#### Dataset excerpts

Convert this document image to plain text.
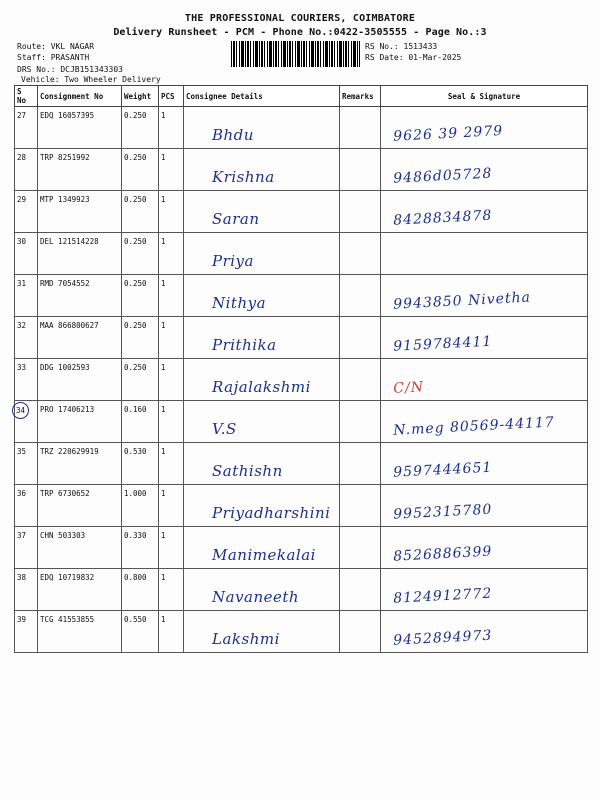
THE PROFESSIONAL COURIERS, COIMBATORE
Delivery Runsheet - PCM - Phone No.:0422-3505555 - Page No.:3
Route: VKL NAGAR
Staff: PRASANTH
DRS No.: DCJB151343303
Vehicle: Two Wheeler Delivery
RS No.: 1513433
RS Date: 01-Mar-2025
S No	Consignment No	Weight	PCS	Consignee Details	Remarks	Seal & Signature
27	EDQ 16057395	0.250	1	Bhdu		9626 39 2979

28	TRP 8251992	0.250	1	Krishna		9486d05728

29	MTP 1349923	0.250	1	Saran		8428834878

30	DEL 121514228	0.250	1	Priya		

31	RMD 7054552	0.250	1	Nithya		9943850 Nivetha

32	MAA 866800627	0.250	1	Prithika		9159784411

33	DDG 1002593	0.250	1	Rajalakshmi		C/N

34	PRO 17406213	0.160	1	V.S		N.meg 80569-44117

35	TRZ 220629919	0.530	1	Sathishn		9597444651

36	TRP 6730652	1.000	1	Priyadharshini		9952315780

37	CHN 503303	0.330	1	Manimekalai		8526886399

38	EDQ 10719832	0.800	1	Navaneeth		8124912772

39	TCG 41553855	0.550	1	Lakshmi		9452894973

########

> Requirement
Copy every record above exactly, leaving out the pictures.

> Problem solution
Convert this document image to plain text.
THE PROFESSIONAL COURIERS, COIMBATORE
Delivery Runsheet - PCM - Phone No.:0422-3505555 - Page No.:3
Route: VKL NAGAR
Staff: PRASANTH
DRS No.: DCJB151343303
Vehicle: Two Wheeler Delivery
RS No.: 1513433
RS Date: 01-Mar-2025
S No	Consignment No	Weight	PCS	Consignee Details	Remarks	Seal & Signature
27	EDQ 16057395	0.250	1	Bhdu		9626 39 2979

28	TRP 8251992	0.250	1	Krishna		9486d05728

29	MTP 1349923	0.250	1	Saran		8428834878

30	DEL 121514228	0.250	1	Priya		

31	RMD 7054552	0.250	1	Nithya		9943850 Nivetha

32	MAA 866800627	0.250	1	Prithika		9159784411

33	DDG 1002593	0.250	1	Rajalakshmi		C/N

34	PRO 17406213	0.160	1	V.S		N.meg 80569-44117

35	TRZ 220629919	0.530	1	Sathishn		9597444651

36	TRP 6730652	1.000	1	Priyadharshini		9952315780

37	CHN 503303	0.330	1	Manimekalai		8526886399

38	EDQ 10719832	0.800	1	Navaneeth		8124912772

39	TCG 41553855	0.550	1	Lakshmi		9452894973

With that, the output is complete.